Document page text data:

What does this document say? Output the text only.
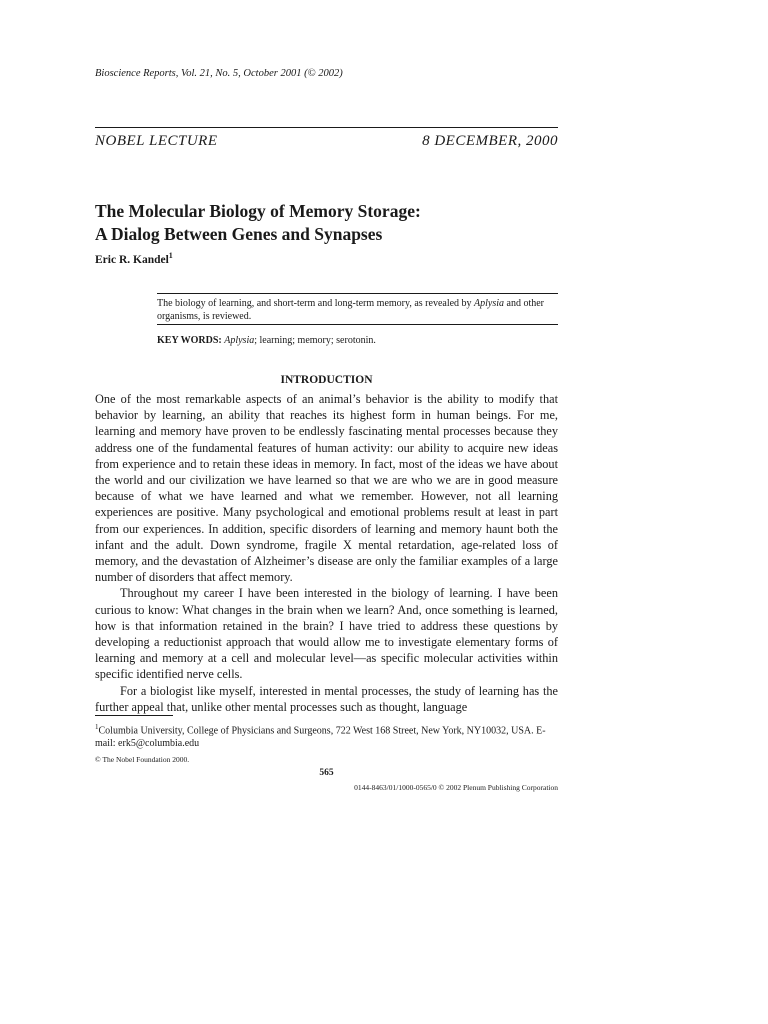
Bioscience Reports, Vol. 21, No. 5, October 2001 (© 2002)
NOBEL LECTURE	8 DECEMBER, 2000
The Molecular Biology of Memory Storage:
A Dialog Between Genes and Synapses
Eric R. Kandel$^1$
The biology of learning, and short-term and long-term memory, as revealed by Aplysia and other organisms, is reviewed.
KEY WORDS: Aplysia; learning; memory; serotonin.
INTRODUCTION

One of the most remarkable aspects of an animal’s behavior is the ability to modify that behavior by learning, an ability that reaches its highest form in human beings. For me, learning and memory have proven to be endlessly fascinating mental processes because they address one of the fundamental features of human activity: our ability to acquire new ideas from experience and to retain these ideas in memory. In fact, most of the ideas we have about the world and our civilization we have learned so that we are who we are in good measure because of what we have learned and what we remember. However, not all learning experiences are positive. Many psychological and emotional problems result at least in part from our experiences. In addition, specific disorders of learning and memory haunt both the infant and the adult. Down syndrome, fragile X mental retardation, age-related loss of memory, and the devastation of Alzheimer’s disease are only the familiar examples of a large number of disorders that affect memory.

Throughout my career I have been interested in the biology of learning. I have been curious to know: What changes in the brain when we learn? And, once something is learned, how is that information retained in the brain? I have tried to address these questions by developing a reductionist approach that would allow me to investigate elementary forms of learning and memory at a cell and molecular level—as specific molecular activities within specific identified nerve cells.

For a biologist like myself, interested in mental processes, the study of learning has the further appeal that, unlike other mental processes such as thought, language

$^1$Columbia University, College of Physicians and Surgeons, 722 West 168 Street, New York, NY10032, USA. E-mail: erk5@columbia.edu
© The Nobel Foundation 2000.
565
0144-8463/01/1000-0565/0 © 2002 Plenum Publishing Corporation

> [Your objective]:
Look through the entries above; copy every line holding the string "interested".

> [Solution for this exercise]:
Throughout my career I have been interested in the biology of learning. I have been curious to know: What changes in the brain when we learn? And, once something is learned, how is that information retained in the brain? I have tried to address these questions by developing a reductionist approach that would allow me to investigate elementary forms of learning and memory at a cell and molecular level—as specific molecular activities within specific identified nerve cells.
For a biologist like myself, interested in mental processes, the study of learning has the further appeal that, unlike other mental processes such as thought, language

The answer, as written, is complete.